[Some records]

————

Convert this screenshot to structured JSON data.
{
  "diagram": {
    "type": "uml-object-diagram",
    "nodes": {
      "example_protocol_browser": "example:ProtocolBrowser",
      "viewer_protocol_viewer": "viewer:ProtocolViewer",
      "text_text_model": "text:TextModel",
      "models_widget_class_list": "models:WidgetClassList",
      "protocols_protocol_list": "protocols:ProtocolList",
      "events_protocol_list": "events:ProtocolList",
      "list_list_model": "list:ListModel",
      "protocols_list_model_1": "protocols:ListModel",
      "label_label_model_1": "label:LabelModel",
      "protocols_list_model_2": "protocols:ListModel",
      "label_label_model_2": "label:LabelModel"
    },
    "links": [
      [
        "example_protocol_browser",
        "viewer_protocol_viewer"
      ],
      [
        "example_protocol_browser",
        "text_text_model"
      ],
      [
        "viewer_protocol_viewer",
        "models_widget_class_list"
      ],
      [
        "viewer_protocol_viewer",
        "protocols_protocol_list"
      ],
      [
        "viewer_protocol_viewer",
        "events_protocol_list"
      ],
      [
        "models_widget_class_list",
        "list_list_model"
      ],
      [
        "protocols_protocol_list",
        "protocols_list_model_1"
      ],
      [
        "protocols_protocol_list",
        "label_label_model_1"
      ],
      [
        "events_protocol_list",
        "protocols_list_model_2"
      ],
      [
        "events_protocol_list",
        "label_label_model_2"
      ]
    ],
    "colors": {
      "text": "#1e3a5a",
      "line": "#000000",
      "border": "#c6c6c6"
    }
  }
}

————

> [Exercise requirements]
Transcribe all entries exactly as they are given.

> [Task result]
Convert this screenshot to structured JSON data.
{
  "diagram": {
    "type": "uml-object-diagram",
    "nodes": {
      "example_protocol_browser": "example:ProtocolBrowser",
      "viewer_protocol_viewer": "viewer:ProtocolViewer",
      "text_text_model": "text:TextModel",
      "models_widget_class_list": "models:WidgetClassList",
      "protocols_protocol_list": "protocols:ProtocolList",
      "events_protocol_list": "events:ProtocolList",
      "list_list_model": "list:ListModel",
      "protocols_list_model_1": "protocols:ListModel",
      "label_label_model_1": "label:LabelModel",
      "protocols_list_model_2": "protocols:ListModel",
      "label_label_model_2": "label:LabelModel"
    },
    "links": [
      [
        "example_protocol_browser",
        "viewer_protocol_viewer"
      ],
      [
        "example_protocol_browser",
        "text_text_model"
      ],
      [
        "viewer_protocol_viewer",
        "models_widget_class_list"
      ],
      [
        "viewer_protocol_viewer",
        "protocols_protocol_list"
      ],
      [
        "viewer_protocol_viewer",
        "events_protocol_list"
      ],
      [
        "models_widget_class_list",
        "list_list_model"
      ],
      [
        "protocols_protocol_list",
        "protocols_list_model_1"
      ],
      [
        "protocols_protocol_list",
        "label_label_model_1"
      ],
      [
        "events_protocol_list",
        "protocols_list_model_2"
      ],
      [
        "events_protocol_list",
        "label_label_model_2"
      ]
    ],
    "colors": {
      "text": "#1e3a5a",
      "line": "#000000",
      "border": "#c6c6c6"
    }
  }
}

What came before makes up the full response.